* start Entries *

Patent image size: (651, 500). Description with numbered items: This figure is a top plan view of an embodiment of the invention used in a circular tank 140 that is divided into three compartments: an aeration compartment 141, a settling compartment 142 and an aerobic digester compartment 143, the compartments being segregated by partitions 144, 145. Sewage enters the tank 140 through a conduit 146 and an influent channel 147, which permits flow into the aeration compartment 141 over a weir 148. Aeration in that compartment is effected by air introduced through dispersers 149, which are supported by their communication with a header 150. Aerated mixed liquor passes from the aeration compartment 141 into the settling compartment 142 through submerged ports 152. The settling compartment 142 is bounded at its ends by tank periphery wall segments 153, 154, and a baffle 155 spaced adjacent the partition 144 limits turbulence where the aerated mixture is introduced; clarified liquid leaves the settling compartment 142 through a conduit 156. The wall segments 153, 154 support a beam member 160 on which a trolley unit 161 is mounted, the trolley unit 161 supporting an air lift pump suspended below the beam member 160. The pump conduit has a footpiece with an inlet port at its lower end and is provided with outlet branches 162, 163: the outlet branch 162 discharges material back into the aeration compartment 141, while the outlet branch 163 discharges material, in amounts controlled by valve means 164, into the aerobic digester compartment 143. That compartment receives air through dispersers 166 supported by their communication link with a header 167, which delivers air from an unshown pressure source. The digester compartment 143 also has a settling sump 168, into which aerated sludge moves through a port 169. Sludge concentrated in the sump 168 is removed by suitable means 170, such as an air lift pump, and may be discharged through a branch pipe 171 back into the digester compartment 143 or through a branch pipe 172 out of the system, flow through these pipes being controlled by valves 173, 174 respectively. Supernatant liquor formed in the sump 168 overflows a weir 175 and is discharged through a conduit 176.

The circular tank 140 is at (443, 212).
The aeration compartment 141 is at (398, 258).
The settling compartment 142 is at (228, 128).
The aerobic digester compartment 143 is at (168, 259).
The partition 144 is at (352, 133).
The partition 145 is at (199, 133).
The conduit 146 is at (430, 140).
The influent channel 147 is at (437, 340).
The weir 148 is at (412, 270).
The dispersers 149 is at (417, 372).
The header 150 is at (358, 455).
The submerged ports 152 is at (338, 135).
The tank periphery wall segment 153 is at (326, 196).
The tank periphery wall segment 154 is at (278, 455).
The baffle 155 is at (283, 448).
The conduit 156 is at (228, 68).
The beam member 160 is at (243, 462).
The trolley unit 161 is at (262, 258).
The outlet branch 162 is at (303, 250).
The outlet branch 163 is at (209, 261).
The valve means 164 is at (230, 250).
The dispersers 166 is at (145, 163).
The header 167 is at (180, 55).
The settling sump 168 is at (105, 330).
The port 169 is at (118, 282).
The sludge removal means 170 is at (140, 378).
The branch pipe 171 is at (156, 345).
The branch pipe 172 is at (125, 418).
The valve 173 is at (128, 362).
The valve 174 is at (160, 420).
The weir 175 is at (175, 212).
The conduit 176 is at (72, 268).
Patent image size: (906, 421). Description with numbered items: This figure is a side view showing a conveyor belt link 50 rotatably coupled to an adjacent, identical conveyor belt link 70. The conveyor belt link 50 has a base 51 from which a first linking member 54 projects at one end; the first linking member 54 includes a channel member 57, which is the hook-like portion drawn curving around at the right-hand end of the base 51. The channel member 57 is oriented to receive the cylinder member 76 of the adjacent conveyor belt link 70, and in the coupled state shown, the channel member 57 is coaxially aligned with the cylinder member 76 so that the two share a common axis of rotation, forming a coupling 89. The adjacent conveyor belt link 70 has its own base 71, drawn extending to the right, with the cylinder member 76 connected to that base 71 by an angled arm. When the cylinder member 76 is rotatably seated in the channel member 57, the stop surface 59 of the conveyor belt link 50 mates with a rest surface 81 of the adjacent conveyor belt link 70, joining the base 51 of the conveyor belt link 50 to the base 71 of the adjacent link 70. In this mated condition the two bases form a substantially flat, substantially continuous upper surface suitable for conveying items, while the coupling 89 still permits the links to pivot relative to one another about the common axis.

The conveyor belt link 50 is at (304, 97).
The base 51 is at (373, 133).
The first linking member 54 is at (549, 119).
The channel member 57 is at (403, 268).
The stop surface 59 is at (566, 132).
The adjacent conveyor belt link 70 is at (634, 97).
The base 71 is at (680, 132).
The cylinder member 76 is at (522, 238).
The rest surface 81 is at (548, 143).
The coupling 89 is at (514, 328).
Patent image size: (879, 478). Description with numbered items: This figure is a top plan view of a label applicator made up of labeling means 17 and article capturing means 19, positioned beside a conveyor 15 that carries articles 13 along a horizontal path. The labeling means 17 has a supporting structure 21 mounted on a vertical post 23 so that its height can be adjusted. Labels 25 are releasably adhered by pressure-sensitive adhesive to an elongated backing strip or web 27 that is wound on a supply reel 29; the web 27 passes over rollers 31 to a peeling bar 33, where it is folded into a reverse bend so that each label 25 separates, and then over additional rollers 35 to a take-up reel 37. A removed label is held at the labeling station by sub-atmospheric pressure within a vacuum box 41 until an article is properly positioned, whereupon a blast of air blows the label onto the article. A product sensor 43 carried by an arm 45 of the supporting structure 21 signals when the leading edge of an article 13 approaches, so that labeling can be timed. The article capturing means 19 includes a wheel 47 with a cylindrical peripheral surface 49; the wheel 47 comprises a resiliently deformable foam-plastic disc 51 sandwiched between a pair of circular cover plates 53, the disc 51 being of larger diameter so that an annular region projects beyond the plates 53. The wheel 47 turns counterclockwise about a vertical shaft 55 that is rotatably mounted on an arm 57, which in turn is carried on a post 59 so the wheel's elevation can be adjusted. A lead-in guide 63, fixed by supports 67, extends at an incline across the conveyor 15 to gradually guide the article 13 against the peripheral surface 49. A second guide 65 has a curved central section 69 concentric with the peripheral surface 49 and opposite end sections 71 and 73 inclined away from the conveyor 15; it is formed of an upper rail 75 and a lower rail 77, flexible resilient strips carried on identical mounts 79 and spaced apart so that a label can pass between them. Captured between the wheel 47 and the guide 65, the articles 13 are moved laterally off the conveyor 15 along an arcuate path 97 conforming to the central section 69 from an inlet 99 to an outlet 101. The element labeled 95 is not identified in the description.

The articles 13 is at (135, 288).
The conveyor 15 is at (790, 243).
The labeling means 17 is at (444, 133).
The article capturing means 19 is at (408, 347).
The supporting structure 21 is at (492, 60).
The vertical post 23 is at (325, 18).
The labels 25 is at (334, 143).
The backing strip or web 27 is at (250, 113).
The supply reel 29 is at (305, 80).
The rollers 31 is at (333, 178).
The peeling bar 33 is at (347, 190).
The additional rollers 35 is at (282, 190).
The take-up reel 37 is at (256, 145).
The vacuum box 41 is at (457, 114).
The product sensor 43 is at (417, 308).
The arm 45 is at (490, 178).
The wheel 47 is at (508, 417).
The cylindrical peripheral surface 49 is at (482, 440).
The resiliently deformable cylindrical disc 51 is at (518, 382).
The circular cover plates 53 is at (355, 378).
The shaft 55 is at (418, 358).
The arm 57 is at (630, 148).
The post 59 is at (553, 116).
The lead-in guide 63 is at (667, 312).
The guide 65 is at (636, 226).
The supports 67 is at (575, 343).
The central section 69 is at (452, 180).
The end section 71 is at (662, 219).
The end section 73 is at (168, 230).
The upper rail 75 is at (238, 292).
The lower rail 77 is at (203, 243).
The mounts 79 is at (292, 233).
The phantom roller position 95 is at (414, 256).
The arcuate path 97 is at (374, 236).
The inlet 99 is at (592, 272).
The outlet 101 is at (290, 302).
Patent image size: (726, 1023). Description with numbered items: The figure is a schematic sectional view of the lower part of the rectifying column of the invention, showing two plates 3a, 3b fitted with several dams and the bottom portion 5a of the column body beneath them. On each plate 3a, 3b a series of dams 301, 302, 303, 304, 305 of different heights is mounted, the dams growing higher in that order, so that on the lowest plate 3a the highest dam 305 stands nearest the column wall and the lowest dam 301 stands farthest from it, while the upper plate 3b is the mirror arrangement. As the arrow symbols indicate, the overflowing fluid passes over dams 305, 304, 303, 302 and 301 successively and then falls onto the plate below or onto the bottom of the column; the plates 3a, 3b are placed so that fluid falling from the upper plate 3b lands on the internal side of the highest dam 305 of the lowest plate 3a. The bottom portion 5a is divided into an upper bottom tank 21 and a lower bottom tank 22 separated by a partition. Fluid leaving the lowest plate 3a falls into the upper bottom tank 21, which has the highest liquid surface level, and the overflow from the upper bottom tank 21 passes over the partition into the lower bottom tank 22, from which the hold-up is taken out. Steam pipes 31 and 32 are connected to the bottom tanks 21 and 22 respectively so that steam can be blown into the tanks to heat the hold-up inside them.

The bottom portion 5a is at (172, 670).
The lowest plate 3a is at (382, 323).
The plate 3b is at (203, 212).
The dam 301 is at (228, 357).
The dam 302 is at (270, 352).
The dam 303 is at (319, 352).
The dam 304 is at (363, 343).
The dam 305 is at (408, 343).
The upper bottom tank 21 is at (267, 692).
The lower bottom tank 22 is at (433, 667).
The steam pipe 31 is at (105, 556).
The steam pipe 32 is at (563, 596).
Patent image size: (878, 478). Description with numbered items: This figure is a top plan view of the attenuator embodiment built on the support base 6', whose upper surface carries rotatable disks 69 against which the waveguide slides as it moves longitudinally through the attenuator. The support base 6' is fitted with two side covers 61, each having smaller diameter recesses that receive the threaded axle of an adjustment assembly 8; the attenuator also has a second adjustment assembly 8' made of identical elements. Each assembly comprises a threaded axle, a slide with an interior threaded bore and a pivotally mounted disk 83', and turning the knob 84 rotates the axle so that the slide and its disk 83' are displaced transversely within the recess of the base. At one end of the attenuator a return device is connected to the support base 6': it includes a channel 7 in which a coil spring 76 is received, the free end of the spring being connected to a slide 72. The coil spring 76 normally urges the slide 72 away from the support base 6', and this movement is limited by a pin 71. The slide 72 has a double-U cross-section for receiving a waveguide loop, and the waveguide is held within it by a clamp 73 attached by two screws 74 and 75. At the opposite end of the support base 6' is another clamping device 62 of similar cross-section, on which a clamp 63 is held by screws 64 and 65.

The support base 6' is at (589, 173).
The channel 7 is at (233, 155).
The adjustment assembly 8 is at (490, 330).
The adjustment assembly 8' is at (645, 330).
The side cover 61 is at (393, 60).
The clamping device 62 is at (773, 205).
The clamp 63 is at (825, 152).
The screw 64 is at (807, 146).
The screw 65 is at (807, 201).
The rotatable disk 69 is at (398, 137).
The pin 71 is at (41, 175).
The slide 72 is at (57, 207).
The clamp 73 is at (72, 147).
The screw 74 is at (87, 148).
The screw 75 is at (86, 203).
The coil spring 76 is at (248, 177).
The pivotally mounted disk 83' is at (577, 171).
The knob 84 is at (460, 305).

* end Entries *

# Direction
Tally how many lines in the items above contain the string "first", treating uppercase and lowercase as different, and give only that number.

# Task answer
2